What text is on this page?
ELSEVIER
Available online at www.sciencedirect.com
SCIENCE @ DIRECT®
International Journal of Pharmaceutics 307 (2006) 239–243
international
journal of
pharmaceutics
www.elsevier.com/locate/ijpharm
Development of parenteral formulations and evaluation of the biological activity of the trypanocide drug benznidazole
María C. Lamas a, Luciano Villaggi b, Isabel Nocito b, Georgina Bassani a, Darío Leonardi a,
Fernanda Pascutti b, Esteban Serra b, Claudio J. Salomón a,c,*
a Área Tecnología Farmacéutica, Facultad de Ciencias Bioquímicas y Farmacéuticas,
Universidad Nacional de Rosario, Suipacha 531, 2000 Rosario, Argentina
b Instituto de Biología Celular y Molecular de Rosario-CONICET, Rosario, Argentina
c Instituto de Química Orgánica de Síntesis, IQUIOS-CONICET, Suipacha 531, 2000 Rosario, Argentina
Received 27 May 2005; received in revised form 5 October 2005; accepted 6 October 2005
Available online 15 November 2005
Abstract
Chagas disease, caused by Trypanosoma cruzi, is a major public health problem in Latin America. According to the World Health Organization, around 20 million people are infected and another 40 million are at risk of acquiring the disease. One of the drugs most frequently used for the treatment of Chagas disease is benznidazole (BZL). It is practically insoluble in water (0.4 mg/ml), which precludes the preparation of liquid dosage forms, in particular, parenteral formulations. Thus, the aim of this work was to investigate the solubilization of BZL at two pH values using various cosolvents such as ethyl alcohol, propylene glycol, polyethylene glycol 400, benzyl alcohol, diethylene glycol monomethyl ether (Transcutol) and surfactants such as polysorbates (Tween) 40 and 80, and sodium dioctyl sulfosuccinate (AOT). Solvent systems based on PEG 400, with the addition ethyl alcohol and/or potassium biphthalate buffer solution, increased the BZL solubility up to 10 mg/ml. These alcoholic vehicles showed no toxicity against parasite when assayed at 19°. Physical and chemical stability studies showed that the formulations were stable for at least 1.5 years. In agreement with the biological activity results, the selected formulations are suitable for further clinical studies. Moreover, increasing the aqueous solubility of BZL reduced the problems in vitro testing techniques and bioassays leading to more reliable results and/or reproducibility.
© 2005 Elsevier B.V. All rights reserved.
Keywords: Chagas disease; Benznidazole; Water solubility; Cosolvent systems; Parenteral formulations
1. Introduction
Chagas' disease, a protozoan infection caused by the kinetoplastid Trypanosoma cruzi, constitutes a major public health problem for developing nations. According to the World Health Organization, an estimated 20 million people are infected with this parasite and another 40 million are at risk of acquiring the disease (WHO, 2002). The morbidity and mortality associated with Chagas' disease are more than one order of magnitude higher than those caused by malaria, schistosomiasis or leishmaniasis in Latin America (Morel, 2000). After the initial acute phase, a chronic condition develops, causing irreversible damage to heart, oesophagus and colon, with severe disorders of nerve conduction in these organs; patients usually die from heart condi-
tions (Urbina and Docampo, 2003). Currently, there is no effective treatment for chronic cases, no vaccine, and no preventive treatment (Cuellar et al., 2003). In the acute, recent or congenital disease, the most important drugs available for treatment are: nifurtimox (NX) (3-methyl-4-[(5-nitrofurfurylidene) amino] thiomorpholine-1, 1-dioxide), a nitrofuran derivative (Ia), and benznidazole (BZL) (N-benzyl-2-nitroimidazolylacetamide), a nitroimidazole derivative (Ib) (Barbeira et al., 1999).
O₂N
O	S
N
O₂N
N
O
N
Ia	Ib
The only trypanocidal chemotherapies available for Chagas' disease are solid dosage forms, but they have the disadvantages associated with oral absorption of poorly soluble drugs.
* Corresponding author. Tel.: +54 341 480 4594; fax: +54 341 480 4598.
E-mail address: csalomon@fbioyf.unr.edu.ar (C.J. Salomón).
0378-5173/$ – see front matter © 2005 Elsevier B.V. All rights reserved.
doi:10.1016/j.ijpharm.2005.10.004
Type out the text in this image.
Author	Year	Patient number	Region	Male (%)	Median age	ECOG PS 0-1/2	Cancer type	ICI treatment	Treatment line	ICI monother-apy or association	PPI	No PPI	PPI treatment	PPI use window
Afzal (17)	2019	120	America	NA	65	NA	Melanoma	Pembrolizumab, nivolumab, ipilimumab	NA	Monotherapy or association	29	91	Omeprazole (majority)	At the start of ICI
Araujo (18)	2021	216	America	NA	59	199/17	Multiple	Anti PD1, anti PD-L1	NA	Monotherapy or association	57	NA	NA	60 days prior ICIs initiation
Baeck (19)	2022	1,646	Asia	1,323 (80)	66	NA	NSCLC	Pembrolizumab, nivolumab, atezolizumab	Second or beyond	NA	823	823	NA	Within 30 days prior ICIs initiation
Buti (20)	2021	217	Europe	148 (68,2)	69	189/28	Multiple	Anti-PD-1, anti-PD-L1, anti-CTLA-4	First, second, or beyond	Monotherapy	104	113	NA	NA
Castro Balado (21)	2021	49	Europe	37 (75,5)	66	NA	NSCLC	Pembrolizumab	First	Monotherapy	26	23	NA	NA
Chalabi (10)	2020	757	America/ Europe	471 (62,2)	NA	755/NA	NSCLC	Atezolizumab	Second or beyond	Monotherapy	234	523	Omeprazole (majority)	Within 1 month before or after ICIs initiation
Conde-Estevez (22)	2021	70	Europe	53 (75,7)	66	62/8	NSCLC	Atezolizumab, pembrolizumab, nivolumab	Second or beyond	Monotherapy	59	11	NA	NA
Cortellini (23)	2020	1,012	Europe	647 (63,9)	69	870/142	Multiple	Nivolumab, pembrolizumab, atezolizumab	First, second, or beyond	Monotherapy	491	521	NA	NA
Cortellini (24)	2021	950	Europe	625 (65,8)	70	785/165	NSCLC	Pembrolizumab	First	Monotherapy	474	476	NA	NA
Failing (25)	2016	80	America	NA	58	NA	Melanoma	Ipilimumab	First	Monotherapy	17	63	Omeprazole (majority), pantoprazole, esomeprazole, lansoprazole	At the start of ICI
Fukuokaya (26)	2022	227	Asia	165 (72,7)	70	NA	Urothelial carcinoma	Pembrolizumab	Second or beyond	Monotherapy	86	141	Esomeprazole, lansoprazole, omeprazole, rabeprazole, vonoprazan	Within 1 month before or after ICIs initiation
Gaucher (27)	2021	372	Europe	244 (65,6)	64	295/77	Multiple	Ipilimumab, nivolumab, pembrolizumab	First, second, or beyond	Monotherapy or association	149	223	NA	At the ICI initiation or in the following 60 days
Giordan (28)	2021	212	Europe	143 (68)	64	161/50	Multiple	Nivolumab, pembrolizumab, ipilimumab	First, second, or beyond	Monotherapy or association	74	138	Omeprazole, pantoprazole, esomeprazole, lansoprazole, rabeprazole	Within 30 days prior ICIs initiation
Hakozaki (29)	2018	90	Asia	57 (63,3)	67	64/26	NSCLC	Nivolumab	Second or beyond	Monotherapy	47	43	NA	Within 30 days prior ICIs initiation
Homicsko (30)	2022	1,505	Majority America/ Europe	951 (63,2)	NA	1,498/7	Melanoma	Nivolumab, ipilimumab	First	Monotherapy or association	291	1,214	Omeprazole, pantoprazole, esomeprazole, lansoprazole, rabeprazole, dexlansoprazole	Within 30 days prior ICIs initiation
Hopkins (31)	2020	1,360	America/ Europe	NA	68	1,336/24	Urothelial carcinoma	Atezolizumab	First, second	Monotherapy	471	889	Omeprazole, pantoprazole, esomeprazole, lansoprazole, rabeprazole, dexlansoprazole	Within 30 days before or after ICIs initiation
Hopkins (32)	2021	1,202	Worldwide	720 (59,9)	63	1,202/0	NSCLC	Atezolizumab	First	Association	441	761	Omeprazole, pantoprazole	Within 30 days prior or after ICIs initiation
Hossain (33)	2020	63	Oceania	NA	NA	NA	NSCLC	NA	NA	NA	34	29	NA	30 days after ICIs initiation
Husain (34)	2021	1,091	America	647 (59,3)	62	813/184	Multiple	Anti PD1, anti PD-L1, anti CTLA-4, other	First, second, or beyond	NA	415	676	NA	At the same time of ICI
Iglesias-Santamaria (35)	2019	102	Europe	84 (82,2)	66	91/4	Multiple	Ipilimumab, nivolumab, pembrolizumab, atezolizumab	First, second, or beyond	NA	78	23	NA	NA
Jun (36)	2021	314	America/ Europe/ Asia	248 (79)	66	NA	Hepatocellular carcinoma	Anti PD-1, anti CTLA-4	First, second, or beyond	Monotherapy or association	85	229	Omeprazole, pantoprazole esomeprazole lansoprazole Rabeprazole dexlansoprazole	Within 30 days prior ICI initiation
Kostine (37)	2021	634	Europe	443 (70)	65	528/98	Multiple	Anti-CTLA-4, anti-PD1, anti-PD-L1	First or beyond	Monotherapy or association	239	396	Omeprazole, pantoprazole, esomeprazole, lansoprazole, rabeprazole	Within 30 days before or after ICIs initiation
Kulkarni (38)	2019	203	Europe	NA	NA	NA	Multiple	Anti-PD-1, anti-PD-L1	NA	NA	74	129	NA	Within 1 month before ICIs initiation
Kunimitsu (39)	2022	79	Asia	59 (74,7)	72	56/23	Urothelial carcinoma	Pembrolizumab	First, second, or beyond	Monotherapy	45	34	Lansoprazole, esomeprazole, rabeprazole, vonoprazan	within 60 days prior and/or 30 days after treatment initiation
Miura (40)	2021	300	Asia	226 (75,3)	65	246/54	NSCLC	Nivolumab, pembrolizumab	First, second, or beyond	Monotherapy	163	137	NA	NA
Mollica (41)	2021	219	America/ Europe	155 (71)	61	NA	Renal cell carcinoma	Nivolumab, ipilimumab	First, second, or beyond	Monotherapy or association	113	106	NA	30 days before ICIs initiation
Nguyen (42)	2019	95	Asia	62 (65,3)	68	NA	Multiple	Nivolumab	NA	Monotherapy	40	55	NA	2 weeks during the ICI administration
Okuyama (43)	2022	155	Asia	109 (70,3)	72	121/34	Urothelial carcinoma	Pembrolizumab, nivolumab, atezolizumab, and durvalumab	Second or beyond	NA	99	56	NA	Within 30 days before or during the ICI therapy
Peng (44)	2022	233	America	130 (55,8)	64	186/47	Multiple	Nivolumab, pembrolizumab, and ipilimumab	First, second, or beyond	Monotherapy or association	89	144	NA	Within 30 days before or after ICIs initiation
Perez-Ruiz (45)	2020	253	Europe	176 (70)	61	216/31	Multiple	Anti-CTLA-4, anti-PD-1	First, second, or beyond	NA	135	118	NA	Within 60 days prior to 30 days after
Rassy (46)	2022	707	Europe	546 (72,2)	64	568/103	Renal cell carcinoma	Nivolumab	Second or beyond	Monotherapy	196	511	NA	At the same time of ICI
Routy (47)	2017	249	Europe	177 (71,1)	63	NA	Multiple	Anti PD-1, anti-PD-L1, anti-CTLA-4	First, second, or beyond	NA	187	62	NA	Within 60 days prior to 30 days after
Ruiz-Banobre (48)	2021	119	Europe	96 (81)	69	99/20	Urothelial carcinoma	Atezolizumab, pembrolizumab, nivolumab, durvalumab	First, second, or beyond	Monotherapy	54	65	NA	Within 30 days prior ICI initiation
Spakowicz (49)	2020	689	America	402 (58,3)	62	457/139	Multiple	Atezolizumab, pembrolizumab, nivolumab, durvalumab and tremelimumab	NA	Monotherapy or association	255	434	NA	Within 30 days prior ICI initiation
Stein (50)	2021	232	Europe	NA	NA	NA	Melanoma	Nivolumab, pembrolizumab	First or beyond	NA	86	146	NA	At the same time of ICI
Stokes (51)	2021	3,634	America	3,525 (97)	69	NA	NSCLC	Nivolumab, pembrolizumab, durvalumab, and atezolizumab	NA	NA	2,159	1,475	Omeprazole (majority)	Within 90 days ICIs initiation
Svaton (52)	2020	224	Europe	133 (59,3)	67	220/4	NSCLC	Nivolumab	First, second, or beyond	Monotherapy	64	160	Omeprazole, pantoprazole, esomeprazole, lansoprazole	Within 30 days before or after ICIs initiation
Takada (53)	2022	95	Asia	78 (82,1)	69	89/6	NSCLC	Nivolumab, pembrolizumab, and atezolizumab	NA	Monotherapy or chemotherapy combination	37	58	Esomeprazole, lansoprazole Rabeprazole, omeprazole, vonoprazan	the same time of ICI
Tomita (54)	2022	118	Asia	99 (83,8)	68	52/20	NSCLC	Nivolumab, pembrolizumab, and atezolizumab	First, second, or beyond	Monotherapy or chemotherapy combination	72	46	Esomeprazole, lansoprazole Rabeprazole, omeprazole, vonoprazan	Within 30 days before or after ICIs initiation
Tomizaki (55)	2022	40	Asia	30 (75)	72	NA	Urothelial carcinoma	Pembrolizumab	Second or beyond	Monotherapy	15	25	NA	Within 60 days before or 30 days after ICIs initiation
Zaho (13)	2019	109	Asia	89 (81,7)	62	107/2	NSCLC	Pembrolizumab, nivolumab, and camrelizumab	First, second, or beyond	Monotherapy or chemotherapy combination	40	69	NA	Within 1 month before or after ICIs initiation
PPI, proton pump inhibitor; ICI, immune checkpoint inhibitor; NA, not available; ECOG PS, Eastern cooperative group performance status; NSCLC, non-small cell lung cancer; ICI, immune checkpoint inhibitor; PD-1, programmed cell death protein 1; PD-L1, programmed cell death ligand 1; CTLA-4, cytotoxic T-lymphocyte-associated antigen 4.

☆ ☆ ☆ ☆ ☆

PROBLEM: Only lines that include "online" belong in the answer; return them from the entries above.

EXERCISE RESPONSE:
Available online at www.sciencedirect.com
Available online 15 November 2005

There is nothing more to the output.